_Texto del documento_:
A la única persona que he visto en el tránsito entre la vida y la muerte es a mi abuelo materno. Andaba yo estrenando la mayoría de edad, luciendo mi cédula de ciudadanía para poder comprar cigarrillos sin remordimientos, cuando el viejo se puso mal. Al principio, se sospechó de una hepatitis que lo marginaría por algunas semanas, pero la cosa era más seria: cáncer de páncreas.
Tan grave sería, que no tuvimos tiempo de hacernos a la idea y, lo que fue mejor para él, tampoco tuvo el chance de agonizar lentamente. Su cuerpo se fue apagando con velocidad pasmosa y al cabo de cinco semanas ya estaba postrado en su cama, instalada ahora en el primer piso para hacer todo más simple.
En esos días estaba convencido de que el mundo es para los jóvenes y, llegado el momento, es mejor morirse dignamente sin sufrir demasiado. Por eso me fui alejando de mi abuelo. Casi no paraba en la casa con la firme intención de no toparme con accesorios hospitalarios y frascos de alcohol. El cuidado del enfermo estuvo a cargo de sus hijas, principalmente de mi madre, quien veía cómo se le iba la piedra angular de su vida, el único ser en el universo que creyó en ella y la cuidó hasta el final.

(Entradas del conjunto de datos)
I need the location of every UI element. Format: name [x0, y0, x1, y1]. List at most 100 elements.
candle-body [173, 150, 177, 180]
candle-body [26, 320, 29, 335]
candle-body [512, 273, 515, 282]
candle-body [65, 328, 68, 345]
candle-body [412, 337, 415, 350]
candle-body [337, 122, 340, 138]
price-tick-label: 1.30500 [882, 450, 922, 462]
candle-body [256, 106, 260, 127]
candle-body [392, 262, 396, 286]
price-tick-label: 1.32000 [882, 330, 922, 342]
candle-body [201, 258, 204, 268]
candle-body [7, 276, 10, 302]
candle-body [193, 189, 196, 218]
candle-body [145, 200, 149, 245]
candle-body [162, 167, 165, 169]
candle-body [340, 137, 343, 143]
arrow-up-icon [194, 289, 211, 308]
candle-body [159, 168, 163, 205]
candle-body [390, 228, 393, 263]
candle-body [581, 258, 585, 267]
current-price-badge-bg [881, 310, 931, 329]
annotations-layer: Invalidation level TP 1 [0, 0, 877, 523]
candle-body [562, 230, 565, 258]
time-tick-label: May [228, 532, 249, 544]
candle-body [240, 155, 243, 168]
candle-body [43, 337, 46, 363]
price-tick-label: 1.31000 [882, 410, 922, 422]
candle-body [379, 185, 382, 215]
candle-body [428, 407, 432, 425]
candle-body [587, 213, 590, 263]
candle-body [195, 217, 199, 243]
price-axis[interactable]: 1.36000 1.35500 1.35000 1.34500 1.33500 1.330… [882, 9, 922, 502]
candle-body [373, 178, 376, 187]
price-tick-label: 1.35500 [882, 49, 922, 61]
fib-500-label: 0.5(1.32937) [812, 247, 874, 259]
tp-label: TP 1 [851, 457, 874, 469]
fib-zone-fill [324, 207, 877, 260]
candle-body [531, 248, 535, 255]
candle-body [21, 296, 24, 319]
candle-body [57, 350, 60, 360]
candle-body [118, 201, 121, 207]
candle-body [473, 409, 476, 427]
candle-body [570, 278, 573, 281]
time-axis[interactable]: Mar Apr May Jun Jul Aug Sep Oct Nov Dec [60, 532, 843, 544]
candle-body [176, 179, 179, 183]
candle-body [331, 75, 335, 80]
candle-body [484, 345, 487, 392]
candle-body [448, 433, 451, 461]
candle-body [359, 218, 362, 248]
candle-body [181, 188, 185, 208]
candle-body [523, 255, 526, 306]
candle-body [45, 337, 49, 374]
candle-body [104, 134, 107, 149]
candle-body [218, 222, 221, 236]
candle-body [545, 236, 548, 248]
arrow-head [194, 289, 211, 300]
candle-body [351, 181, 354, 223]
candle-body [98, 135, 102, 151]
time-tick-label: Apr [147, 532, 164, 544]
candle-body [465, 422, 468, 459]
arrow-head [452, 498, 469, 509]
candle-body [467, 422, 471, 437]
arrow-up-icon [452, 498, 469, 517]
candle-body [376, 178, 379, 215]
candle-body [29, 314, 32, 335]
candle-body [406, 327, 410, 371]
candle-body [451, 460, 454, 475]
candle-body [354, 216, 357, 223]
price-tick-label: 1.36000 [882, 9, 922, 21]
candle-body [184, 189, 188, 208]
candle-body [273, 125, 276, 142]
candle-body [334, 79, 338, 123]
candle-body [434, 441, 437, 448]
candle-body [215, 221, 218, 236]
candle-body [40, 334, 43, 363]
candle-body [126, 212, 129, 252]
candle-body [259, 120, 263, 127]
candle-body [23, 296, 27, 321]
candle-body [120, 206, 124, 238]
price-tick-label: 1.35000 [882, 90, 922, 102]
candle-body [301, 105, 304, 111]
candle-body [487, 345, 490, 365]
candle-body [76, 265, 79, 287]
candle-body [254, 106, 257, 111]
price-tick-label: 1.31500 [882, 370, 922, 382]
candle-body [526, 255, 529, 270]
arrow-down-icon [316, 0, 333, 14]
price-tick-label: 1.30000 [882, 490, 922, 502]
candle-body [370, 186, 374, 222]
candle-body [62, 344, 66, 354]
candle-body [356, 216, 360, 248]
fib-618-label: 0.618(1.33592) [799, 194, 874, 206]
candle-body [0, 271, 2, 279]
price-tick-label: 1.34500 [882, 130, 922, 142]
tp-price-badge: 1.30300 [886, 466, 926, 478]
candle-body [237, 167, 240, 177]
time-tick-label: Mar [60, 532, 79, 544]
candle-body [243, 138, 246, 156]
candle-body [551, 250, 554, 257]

_Ejercicios para completar_:
1) Di si cada afirmación concuerda con el relato sobre el abuelo: (a) la enfermedad del abuelo resultó ser una hepatitis; (b) la cama del abuelo se instaló en el primer piso; (c) el cuidado del enfermo estuvo sobre todo a cargo de la madre de quien narra. Responde sí o no y cita las palabras del relato que lo deciden.
2) Sigue escribiendo el relato sobre el abuelo a partir de su última oración.

_Soluciones de ejercicios_:
1)
(a) No: "pero la cosa era más seria: cáncer de páncreas."
(b) Sí: "instalada ahora en el primer piso para hacer todo más simple."
(c) Sí: "El cuidado del enfermo estuvo a cargo de sus hijas, principalmente de mi madre"

2)
Fueron casi dos meses ausentes, callados. Se impuso una rutina de silencio y guardias nocturnas hasta esa madrugada de octubre en que me vi desvelado por los ruidos que hacía el abuelo. Me levanté, muy a mi pesar, y encontré a mamá dormida sosteniendo la mano de su padre. Abuelito estaba conectado a la morfina, pero aun así tenía los ojos abiertos y la mirada fija en algo a sus pies. Parecía querer hablarle al vacío y fue entonces cuando alcanzó un rosario de cosas inentendibles.
Y fueron sus últimas palabras. Tomó mucho aire y lo exhaló de un solo tirón. Después, abrió la boca y se quedó así, muy quieto, muy tieso y muy majo como siempre, porque el abuelo era recio y muy apuesto, inclusive para morirse.